--- start of The records ---
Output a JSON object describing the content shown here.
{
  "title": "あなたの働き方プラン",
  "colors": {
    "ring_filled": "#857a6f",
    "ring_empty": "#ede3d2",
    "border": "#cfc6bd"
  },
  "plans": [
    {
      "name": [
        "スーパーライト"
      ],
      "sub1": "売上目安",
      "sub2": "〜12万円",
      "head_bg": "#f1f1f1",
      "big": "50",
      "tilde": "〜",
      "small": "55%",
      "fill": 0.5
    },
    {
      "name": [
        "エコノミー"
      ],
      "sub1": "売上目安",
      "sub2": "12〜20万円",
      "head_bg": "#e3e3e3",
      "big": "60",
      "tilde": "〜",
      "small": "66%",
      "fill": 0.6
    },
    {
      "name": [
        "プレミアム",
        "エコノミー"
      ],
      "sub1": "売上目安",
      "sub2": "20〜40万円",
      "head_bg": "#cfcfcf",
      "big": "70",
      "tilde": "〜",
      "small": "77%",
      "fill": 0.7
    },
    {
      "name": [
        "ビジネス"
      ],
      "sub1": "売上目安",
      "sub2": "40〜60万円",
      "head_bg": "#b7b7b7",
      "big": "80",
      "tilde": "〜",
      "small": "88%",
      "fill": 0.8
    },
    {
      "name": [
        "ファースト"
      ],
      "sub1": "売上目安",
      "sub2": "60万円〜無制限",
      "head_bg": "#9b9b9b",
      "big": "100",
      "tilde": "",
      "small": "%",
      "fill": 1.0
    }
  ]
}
--- end of The records ---
Print every line of the records exactly. Omit nothing.

• [Task solution]:
Output a JSON object describing the content shown here.
{
  "title": "あなたの働き方プラン",
  "colors": {
    "ring_filled": "#857a6f",
    "ring_empty": "#ede3d2",
    "border": "#cfc6bd"
  },
  "plans": [
    {
      "name": [
        "スーパーライト"
      ],
      "sub1": "売上目安",
      "sub2": "〜12万円",
      "head_bg": "#f1f1f1",
      "big": "50",
      "tilde": "〜",
      "small": "55%",
      "fill": 0.5
    },
    {
      "name": [
        "エコノミー"
      ],
      "sub1": "売上目安",
      "sub2": "12〜20万円",
      "head_bg": "#e3e3e3",
      "big": "60",
      "tilde": "〜",
      "small": "66%",
      "fill": 0.6
    },
    {
      "name": [
        "プレミアム",
        "エコノミー"
      ],
      "sub1": "売上目安",
      "sub2": "20〜40万円",
      "head_bg": "#cfcfcf",
      "big": "70",
      "tilde": "〜",
      "small": "77%",
      "fill": 0.7
    },
    {
      "name": [
        "ビジネス"
      ],
      "sub1": "売上目安",
      "sub2": "40〜60万円",
      "head_bg": "#b7b7b7",
      "big": "80",
      "tilde": "〜",
      "small": "88%",
      "fill": 0.8
    },
    {
      "name": [
        "ファースト"
      ],
      "sub1": "売上目安",
      "sub2": "60万円〜無制限",
      "head_bg": "#9b9b9b",
      "big": "100",
      "tilde": "",
      "small": "%",
      "fill": 1.0
    }
  ]
}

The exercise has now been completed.